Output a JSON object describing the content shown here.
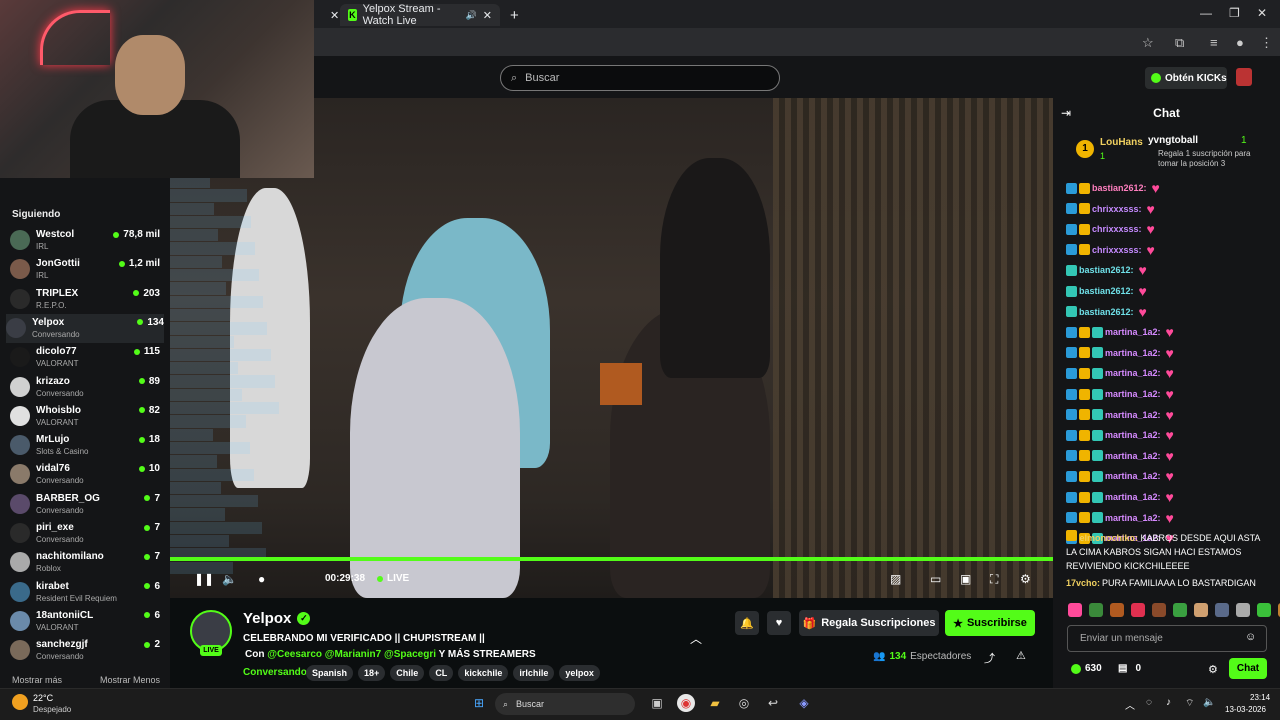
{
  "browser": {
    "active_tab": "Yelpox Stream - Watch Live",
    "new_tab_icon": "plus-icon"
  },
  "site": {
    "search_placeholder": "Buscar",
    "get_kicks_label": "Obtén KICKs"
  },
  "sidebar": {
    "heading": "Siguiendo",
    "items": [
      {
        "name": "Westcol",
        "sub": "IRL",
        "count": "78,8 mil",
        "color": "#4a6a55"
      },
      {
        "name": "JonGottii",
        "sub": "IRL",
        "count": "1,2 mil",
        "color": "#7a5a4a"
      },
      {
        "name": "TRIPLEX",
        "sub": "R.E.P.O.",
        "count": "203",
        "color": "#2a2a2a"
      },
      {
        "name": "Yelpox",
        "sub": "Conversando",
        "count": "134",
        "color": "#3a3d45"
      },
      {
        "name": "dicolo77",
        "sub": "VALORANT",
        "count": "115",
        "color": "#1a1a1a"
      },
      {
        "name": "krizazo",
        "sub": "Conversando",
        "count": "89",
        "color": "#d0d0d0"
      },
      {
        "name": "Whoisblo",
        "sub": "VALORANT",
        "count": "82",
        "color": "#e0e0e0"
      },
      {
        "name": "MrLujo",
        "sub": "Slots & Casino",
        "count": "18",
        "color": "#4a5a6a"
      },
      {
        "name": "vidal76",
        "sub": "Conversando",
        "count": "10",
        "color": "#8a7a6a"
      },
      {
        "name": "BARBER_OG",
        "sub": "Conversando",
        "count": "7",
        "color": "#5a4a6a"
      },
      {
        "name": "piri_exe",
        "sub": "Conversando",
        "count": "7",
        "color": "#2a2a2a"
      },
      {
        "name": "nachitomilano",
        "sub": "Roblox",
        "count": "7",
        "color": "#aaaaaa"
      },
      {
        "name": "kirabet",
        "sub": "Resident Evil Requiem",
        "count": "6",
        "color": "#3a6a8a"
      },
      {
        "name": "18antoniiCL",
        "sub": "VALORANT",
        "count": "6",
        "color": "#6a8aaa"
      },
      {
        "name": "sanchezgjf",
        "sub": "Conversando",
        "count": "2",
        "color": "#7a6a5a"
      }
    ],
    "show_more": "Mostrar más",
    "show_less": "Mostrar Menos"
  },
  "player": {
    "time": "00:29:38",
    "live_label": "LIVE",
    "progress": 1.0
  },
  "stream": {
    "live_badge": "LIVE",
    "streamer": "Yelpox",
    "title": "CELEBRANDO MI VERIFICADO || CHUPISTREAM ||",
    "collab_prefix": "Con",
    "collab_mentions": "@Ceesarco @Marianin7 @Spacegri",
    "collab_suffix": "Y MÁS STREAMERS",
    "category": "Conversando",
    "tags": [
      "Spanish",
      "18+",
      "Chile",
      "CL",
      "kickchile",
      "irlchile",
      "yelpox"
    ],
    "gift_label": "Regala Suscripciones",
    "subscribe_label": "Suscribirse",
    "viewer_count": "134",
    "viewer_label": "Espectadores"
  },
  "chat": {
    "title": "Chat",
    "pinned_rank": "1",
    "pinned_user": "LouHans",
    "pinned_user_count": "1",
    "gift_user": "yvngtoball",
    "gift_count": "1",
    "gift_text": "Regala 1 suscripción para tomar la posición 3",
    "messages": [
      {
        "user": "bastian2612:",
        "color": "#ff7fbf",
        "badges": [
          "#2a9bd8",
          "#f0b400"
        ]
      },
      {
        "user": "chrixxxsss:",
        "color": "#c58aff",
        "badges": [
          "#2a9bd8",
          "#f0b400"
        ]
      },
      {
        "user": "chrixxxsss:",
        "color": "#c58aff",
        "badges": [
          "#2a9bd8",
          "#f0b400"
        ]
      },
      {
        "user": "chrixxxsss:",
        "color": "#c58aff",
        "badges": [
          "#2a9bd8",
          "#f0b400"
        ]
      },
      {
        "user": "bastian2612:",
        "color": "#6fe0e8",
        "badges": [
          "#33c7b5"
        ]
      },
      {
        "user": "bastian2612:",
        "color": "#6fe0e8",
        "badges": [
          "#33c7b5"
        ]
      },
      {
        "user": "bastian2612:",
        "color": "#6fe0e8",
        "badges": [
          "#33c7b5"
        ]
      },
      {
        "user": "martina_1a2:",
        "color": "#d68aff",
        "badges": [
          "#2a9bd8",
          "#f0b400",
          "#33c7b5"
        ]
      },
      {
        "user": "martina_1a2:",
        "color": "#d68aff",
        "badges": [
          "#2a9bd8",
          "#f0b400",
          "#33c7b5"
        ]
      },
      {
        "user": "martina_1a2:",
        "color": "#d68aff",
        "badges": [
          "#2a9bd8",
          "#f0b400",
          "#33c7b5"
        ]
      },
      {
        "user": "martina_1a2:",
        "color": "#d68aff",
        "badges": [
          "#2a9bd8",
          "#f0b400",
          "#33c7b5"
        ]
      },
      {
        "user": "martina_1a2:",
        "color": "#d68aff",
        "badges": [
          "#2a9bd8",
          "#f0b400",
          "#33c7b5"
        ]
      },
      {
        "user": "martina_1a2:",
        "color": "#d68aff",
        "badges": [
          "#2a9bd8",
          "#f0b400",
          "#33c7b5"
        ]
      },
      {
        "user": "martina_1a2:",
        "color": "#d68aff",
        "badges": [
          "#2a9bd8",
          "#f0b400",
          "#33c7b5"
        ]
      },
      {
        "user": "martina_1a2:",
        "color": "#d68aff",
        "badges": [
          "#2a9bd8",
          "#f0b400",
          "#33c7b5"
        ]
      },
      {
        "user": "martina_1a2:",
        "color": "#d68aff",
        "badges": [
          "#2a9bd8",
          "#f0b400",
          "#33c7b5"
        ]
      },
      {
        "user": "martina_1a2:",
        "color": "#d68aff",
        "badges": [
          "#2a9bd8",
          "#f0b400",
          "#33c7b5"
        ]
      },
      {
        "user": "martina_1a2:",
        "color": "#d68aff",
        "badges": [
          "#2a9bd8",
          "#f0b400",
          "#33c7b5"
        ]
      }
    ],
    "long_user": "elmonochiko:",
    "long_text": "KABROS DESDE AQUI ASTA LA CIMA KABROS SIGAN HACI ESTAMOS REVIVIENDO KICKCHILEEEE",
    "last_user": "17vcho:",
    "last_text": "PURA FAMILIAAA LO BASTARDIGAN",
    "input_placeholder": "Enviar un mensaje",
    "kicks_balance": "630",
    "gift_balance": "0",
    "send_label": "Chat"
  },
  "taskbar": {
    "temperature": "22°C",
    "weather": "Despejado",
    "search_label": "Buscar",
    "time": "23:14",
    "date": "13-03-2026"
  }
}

..........

### WHAT THIS TASK INVOLVES:
Among the entries above, how many lines include the word "title"? Reply with the number only.

### COMPLETE ANSWER:
2